## What this task involves
Output each entry verbatim and exclude every picture from it.

━━━━━ Data for processing ━━━━━

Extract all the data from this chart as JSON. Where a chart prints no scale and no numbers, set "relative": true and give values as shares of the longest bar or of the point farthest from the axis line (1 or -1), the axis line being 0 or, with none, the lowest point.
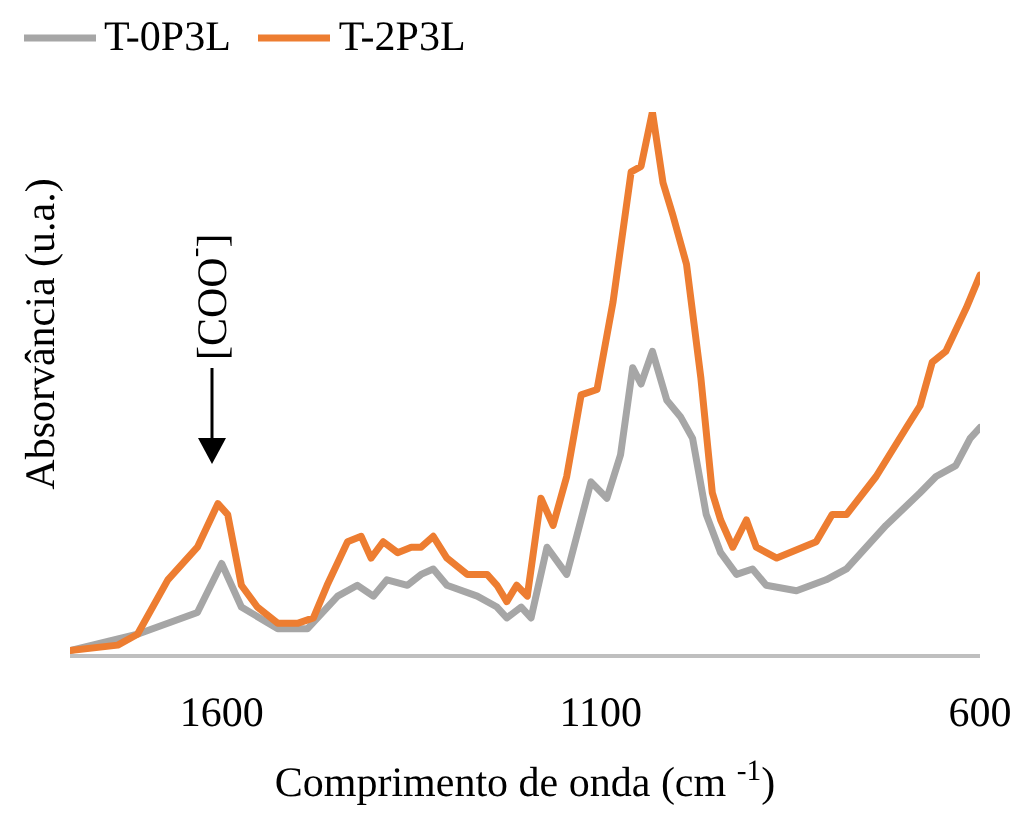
{
  "chart_data": {
    "type": "line",
    "relative": true,
    "xlabel": "Comprimento de onda (cm $^{-1}$)",
    "ylabel": "Absorvância (u.a.)",
    "xlim": [
      1800,
      600
    ],
    "xticks": [
      1600,
      1100,
      600
    ],
    "grid": false,
    "legend": "top left",
    "marker": "none",
    "line_style": "solid",
    "annotations": [
      "[COO$^{-}$]"
    ],
    "series": [
      {
        "name": "T-0P3L",
        "color": "#a6a6a6",
        "x": [
          1800,
          1711,
          1632,
          1600,
          1574,
          1526,
          1487,
          1447,
          1421,
          1400,
          1382,
          1355,
          1337,
          1321,
          1303,
          1263,
          1237,
          1224,
          1205,
          1192,
          1171,
          1145,
          1113,
          1092,
          1074,
          1058,
          1047,
          1032,
          1013,
          995,
          979,
          961,
          942,
          921,
          900,
          882,
          842,
          803,
          776,
          724,
          679,
          658,
          632,
          613,
          600
        ],
        "values": [
          0.01,
          0.04,
          0.08,
          0.17,
          0.09,
          0.05,
          0.05,
          0.11,
          0.13,
          0.11,
          0.14,
          0.13,
          0.15,
          0.16,
          0.13,
          0.11,
          0.09,
          0.07,
          0.09,
          0.07,
          0.2,
          0.15,
          0.32,
          0.29,
          0.37,
          0.53,
          0.5,
          0.56,
          0.47,
          0.44,
          0.4,
          0.26,
          0.19,
          0.15,
          0.16,
          0.13,
          0.12,
          0.14,
          0.16,
          0.24,
          0.3,
          0.33,
          0.35,
          0.4,
          0.42
        ]
      },
      {
        "name": "T-2P3L",
        "color": "#ed7d31",
        "x": [
          1800,
          1737,
          1711,
          1671,
          1632,
          1605,
          1592,
          1574,
          1553,
          1526,
          1500,
          1479,
          1461,
          1434,
          1416,
          1403,
          1387,
          1368,
          1350,
          1337,
          1321,
          1303,
          1276,
          1250,
          1237,
          1224,
          1211,
          1197,
          1179,
          1163,
          1145,
          1126,
          1105,
          1084,
          1060,
          1047,
          1032,
          1018,
          1005,
          987,
          968,
          953,
          942,
          926,
          908,
          895,
          868,
          816,
          795,
          776,
          737,
          697,
          679,
          663,
          645,
          618,
          600
        ],
        "values": [
          0.01,
          0.02,
          0.04,
          0.14,
          0.2,
          0.28,
          0.26,
          0.13,
          0.09,
          0.06,
          0.06,
          0.07,
          0.13,
          0.21,
          0.22,
          0.18,
          0.21,
          0.19,
          0.2,
          0.2,
          0.22,
          0.18,
          0.15,
          0.15,
          0.13,
          0.1,
          0.13,
          0.11,
          0.29,
          0.24,
          0.33,
          0.48,
          0.49,
          0.65,
          0.89,
          0.9,
          1,
          0.87,
          0.81,
          0.72,
          0.51,
          0.3,
          0.25,
          0.2,
          0.25,
          0.2,
          0.18,
          0.21,
          0.26,
          0.26,
          0.33,
          0.42,
          0.46,
          0.54,
          0.56,
          0.64,
          0.7
        ]
      }
    ]
  }
}
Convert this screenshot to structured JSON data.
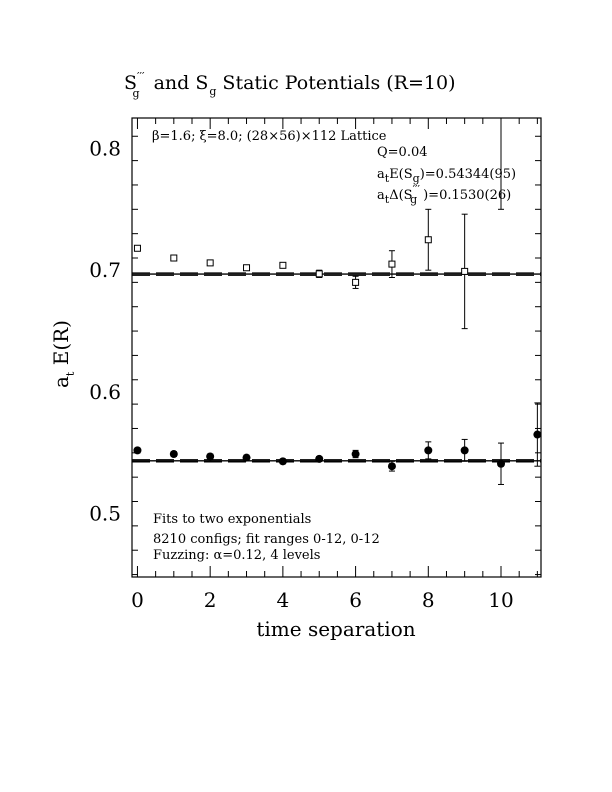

━━━━━

## Output of the exercise
Extract all the data from this chart as JSON. Where a chart prints no scale and no numbers, set "relative": true and give values as shares of the longest bar or of the point farthest from the axis line (1 or -1), the axis line being 0 or, with none, the lowest point.
{
  "chart_data": {
    "type": "line",
    "relative": true,
    "xlabel": "Comprimento de onda (cm $^{-1}$)",
    "ylabel": "Absorvância (u.a.)",
    "xlim": [
      1800,
      600
    ],
    "xticks": [
      1600,
      1100,
      600
    ],
    "grid": false,
    "legend": "top left",
    "marker": "none",
    "line_style": "solid",
    "annotations": [
      "[COO$^{-}$]"
    ],
    "series": [
      {
        "name": "T-0P3L",
        "color": "#a6a6a6",
        "x": [
          1800,
          1711,
          1632,
          1600,
          1574,
          1526,
          1487,
          1447,
          1421,
          1400,
          1382,
          1355,
          1337,
          1321,
          1303,
          1263,
          1237,
          1224,
          1205,
          1192,
          1171,
          1145,
          1113,
          1092,
          1074,
          1058,
          1047,
          1032,
          1013,
          995,
          979,
          961,
          942,
          921,
          900,
          882,
          842,
          803,
          776,
          724,
          679,
          658,
          632,
          613,
          600
        ],
        "values": [
          0.01,
          0.04,
          0.08,
          0.17,
          0.09,
          0.05,
          0.05,
          0.11,
          0.13,
          0.11,
          0.14,
          0.13,
          0.15,
          0.16,
          0.13,
          0.11,
          0.09,
          0.07,
          0.09,
          0.07,
          0.2,
          0.15,
          0.32,
          0.29,
          0.37,
          0.53,
          0.5,
          0.56,
          0.47,
          0.44,
          0.4,
          0.26,
          0.19,
          0.15,
          0.16,
          0.13,
          0.12,
          0.14,
          0.16,
          0.24,
          0.3,
          0.33,
          0.35,
          0.4,
          0.42
        ]
      },
      {
        "name": "T-2P3L",
        "color": "#ed7d31",
        "x": [
          1800,
          1737,
          1711,
          1671,
          1632,
          1605,
          1592,
          1574,
          1553,
          1526,
          1500,
          1479,
          1461,
          1434,
          1416,
          1403,
          1387,
          1368,
          1350,
          1337,
          1321,
          1303,
          1276,
          1250,
          1237,
          1224,
          1211,
          1197,
          1179,
          1163,
          1145,
          1126,
          1105,
          1084,
          1060,
          1047,
          1032,
          1018,
          1005,
          987,
          968,
          953,
          942,
          926,
          908,
          895,
          868,
          816,
          795,
          776,
          737,
          697,
          679,
          663,
          645,
          618,
          600
        ],
        "values": [
          0.01,
          0.02,
          0.04,
          0.14,
          0.2,
          0.28,
          0.26,
          0.13,
          0.09,
          0.06,
          0.06,
          0.07,
          0.13,
          0.21,
          0.22,
          0.18,
          0.21,
          0.19,
          0.2,
          0.2,
          0.22,
          0.18,
          0.15,
          0.15,
          0.13,
          0.1,
          0.13,
          0.11,
          0.29,
          0.24,
          0.33,
          0.48,
          0.49,
          0.65,
          0.89,
          0.9,
          1,
          0.87,
          0.81,
          0.72,
          0.51,
          0.3,
          0.25,
          0.2,
          0.25,
          0.2,
          0.18,
          0.21,
          0.26,
          0.26,
          0.33,
          0.42,
          0.46,
          0.54,
          0.56,
          0.64,
          0.7
        ]
      }
    ]
  }
}
Convert this screenshot to structured JSON data.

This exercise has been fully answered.